• _Aim_
Quote the records beneath, complete and exact. Leave out images.

• _Record set_
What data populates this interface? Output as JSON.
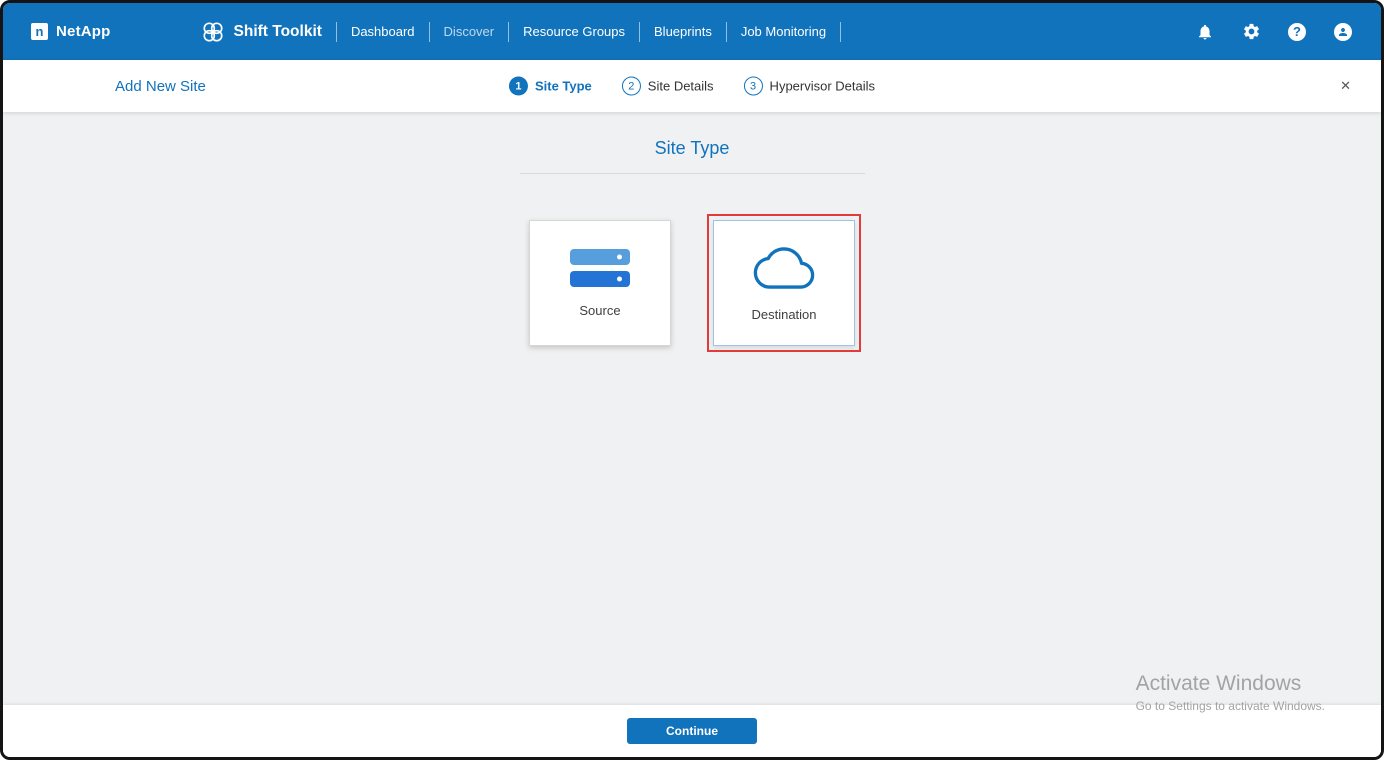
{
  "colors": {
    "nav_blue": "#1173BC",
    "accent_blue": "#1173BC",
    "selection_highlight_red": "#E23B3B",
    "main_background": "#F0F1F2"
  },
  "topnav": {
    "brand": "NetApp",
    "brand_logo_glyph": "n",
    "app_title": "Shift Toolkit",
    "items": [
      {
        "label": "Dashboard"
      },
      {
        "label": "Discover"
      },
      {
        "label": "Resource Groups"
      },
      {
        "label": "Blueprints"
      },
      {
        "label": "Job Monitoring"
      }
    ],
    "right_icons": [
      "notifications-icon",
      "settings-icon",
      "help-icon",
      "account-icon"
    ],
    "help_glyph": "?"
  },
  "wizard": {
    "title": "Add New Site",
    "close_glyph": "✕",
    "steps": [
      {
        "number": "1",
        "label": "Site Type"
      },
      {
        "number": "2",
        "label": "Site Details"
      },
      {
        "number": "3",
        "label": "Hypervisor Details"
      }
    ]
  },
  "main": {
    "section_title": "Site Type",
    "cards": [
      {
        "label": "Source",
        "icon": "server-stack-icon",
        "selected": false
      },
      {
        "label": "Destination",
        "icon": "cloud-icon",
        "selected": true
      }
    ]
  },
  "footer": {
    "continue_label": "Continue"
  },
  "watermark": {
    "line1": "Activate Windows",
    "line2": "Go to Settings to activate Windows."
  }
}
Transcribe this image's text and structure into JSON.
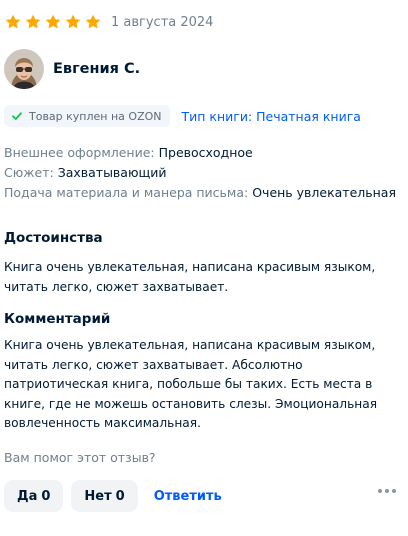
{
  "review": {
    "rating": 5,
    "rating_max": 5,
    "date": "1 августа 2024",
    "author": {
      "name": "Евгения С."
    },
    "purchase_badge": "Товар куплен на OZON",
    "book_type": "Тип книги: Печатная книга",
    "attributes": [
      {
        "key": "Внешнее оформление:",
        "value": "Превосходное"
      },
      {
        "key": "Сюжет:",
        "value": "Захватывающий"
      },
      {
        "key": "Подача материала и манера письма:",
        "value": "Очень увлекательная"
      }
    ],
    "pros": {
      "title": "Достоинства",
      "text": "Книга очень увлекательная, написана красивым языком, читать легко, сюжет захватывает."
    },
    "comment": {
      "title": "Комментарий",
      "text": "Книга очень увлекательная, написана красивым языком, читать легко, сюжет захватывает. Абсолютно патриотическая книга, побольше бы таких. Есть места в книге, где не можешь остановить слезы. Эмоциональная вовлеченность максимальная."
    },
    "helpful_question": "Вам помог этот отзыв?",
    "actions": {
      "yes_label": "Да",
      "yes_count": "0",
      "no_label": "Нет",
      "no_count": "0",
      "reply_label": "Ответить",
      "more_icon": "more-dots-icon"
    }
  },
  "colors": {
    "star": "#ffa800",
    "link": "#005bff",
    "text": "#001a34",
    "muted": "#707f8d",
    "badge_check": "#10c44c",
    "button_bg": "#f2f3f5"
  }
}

• _Exercise solution_
What data populates this interface? Output as JSON.
{
  "colors": {
    "nav_blue": "#1173BC",
    "accent_blue": "#1173BC",
    "selection_highlight_red": "#E23B3B",
    "main_background": "#F0F1F2"
  },
  "topnav": {
    "brand": "NetApp",
    "brand_logo_glyph": "n",
    "app_title": "Shift Toolkit",
    "items": [
      {
        "label": "Dashboard"
      },
      {
        "label": "Discover"
      },
      {
        "label": "Resource Groups"
      },
      {
        "label": "Blueprints"
      },
      {
        "label": "Job Monitoring"
      }
    ],
    "right_icons": [
      "notifications-icon",
      "settings-icon",
      "help-icon",
      "account-icon"
    ],
    "help_glyph": "?"
  },
  "wizard": {
    "title": "Add New Site",
    "close_glyph": "✕",
    "steps": [
      {
        "number": "1",
        "label": "Site Type"
      },
      {
        "number": "2",
        "label": "Site Details"
      },
      {
        "number": "3",
        "label": "Hypervisor Details"
      }
    ]
  },
  "main": {
    "section_title": "Site Type",
    "cards": [
      {
        "label": "Source",
        "icon": "server-stack-icon",
        "selected": false
      },
      {
        "label": "Destination",
        "icon": "cloud-icon",
        "selected": true
      }
    ]
  },
  "footer": {
    "continue_label": "Continue"
  },
  "watermark": {
    "line1": "Activate Windows",
    "line2": "Go to Settings to activate Windows."
  }
}
Transcribe this image's text and structure into JSON.
{
  "review": {
    "rating": 5,
    "rating_max": 5,
    "date": "1 августа 2024",
    "author": {
      "name": "Евгения С."
    },
    "purchase_badge": "Товар куплен на OZON",
    "book_type": "Тип книги: Печатная книга",
    "attributes": [
      {
        "key": "Внешнее оформление:",
        "value": "Превосходное"
      },
      {
        "key": "Сюжет:",
        "value": "Захватывающий"
      },
      {
        "key": "Подача материала и манера письма:",
        "value": "Очень увлекательная"
      }
    ],
    "pros": {
      "title": "Достоинства",
      "text": "Книга очень увлекательная, написана красивым языком, читать легко, сюжет захватывает."
    },
    "comment": {
      "title": "Комментарий",
      "text": "Книга очень увлекательная, написана красивым языком, читать легко, сюжет захватывает. Абсолютно патриотическая книга, побольше бы таких. Есть места в книге, где не можешь остановить слезы. Эмоциональная вовлеченность максимальная."
    },
    "helpful_question": "Вам помог этот отзыв?",
    "actions": {
      "yes_label": "Да",
      "yes_count": "0",
      "no_label": "Нет",
      "no_count": "0",
      "reply_label": "Ответить",
      "more_icon": "more-dots-icon"
    }
  },
  "colors": {
    "star": "#ffa800",
    "link": "#005bff",
    "text": "#001a34",
    "muted": "#707f8d",
    "badge_check": "#10c44c",
    "button_bg": "#f2f3f5"
  }
}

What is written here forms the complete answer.